START The input

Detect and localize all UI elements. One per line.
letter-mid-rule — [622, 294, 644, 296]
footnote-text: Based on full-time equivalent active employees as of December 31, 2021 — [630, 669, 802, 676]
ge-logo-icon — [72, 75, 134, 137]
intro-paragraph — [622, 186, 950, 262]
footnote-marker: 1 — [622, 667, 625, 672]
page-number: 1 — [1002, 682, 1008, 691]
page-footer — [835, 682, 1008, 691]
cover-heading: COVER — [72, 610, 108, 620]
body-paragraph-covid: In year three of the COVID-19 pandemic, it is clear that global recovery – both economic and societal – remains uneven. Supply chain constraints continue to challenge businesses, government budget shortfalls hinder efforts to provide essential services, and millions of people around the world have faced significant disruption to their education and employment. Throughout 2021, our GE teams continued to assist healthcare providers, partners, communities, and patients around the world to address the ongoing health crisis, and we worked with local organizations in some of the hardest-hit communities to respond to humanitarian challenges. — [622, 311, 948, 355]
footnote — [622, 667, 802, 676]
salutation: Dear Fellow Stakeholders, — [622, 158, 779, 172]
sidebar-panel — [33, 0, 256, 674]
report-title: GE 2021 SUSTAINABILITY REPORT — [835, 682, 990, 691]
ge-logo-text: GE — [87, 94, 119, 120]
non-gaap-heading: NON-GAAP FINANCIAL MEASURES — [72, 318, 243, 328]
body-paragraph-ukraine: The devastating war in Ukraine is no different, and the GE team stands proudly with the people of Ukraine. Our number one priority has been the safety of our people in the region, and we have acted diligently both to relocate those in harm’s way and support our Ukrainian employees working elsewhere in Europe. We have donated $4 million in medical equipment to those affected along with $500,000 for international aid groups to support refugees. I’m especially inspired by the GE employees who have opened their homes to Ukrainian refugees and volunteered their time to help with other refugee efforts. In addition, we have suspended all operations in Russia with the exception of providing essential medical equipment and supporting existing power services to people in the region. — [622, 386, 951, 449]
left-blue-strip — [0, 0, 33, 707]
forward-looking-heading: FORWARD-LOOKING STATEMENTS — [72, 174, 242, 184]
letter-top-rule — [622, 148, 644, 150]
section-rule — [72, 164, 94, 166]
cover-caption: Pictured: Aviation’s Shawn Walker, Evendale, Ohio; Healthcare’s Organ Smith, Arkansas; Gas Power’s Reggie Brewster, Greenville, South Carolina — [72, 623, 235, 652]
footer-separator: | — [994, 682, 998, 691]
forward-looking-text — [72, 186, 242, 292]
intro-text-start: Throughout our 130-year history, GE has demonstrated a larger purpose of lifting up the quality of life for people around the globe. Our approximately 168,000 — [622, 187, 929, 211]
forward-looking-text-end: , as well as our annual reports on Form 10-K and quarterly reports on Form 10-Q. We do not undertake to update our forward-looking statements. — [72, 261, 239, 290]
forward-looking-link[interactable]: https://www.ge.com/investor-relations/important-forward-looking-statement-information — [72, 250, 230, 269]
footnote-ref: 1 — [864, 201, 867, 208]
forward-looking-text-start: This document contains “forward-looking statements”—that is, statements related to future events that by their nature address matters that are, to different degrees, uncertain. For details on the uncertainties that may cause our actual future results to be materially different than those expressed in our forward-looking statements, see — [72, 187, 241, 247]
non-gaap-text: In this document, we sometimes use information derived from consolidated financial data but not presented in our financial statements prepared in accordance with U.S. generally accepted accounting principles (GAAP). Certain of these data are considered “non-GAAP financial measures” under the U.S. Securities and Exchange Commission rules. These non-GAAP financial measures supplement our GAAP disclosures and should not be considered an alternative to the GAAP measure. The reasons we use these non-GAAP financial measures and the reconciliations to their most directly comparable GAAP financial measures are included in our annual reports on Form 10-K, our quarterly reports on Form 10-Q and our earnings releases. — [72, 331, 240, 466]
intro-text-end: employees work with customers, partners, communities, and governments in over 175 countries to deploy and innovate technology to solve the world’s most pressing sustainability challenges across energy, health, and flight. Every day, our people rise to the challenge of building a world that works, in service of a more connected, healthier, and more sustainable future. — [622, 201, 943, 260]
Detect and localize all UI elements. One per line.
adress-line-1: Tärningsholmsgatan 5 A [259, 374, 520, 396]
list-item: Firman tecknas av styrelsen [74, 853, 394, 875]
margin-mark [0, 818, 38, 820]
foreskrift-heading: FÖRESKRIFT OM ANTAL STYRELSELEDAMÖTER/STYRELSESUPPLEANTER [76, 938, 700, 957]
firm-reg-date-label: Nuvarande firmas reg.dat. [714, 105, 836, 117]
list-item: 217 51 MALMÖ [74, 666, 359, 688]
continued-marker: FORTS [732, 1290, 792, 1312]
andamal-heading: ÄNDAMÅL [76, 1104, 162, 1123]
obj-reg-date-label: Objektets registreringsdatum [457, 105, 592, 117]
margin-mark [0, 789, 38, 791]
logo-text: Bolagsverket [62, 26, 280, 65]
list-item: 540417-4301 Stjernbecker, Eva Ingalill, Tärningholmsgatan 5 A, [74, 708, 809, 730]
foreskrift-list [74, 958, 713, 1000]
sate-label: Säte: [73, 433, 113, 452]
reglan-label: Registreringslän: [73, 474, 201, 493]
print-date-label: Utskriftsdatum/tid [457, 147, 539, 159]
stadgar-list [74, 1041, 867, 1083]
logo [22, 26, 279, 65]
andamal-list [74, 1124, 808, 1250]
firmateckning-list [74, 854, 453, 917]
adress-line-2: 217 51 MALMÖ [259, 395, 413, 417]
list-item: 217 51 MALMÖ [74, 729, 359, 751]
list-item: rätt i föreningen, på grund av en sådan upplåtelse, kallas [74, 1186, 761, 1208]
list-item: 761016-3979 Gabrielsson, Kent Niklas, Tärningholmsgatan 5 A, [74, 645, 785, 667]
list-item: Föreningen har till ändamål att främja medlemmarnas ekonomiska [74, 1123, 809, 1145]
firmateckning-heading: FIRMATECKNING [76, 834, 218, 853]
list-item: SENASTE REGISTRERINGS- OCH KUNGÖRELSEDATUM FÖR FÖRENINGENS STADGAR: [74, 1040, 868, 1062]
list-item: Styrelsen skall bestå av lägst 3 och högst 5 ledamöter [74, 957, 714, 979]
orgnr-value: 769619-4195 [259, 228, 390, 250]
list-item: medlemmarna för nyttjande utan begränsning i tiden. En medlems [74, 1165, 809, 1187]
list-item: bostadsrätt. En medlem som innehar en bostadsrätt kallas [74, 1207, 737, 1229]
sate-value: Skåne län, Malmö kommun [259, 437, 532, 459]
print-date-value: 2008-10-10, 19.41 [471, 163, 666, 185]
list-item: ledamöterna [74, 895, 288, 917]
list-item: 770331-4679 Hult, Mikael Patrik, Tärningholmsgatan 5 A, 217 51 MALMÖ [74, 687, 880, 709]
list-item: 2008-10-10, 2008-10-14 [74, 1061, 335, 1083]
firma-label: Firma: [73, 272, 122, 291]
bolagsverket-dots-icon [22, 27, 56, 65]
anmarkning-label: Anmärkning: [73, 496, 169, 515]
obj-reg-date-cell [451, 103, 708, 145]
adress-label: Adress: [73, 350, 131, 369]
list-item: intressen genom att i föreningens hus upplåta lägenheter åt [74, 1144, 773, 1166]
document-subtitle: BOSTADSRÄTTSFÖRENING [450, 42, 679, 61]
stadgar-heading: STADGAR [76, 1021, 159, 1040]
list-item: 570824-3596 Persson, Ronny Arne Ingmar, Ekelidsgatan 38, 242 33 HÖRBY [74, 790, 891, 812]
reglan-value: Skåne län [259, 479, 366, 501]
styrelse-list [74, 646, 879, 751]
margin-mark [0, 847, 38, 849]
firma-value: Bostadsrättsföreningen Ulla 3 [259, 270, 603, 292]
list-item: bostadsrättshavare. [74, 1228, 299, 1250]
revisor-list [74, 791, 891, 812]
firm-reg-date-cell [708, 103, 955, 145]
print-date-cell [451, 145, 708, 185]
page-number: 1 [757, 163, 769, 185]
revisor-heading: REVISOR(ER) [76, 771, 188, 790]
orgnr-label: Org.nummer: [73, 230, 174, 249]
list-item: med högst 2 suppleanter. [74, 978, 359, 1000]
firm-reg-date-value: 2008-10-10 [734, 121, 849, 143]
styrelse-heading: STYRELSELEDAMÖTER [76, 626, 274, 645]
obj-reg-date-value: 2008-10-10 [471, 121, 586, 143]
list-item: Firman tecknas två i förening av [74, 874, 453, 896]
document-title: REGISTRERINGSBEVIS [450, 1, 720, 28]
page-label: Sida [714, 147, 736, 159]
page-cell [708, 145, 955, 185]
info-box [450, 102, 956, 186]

END The input

→ **What is needed**:
Search the entries for the string "firmateckning" and copy each line where it occurs.

→ **Your solution**:
firmateckning-list [74, 854, 453, 917]
firmateckning-heading: FIRMATECKNING [76, 834, 218, 853]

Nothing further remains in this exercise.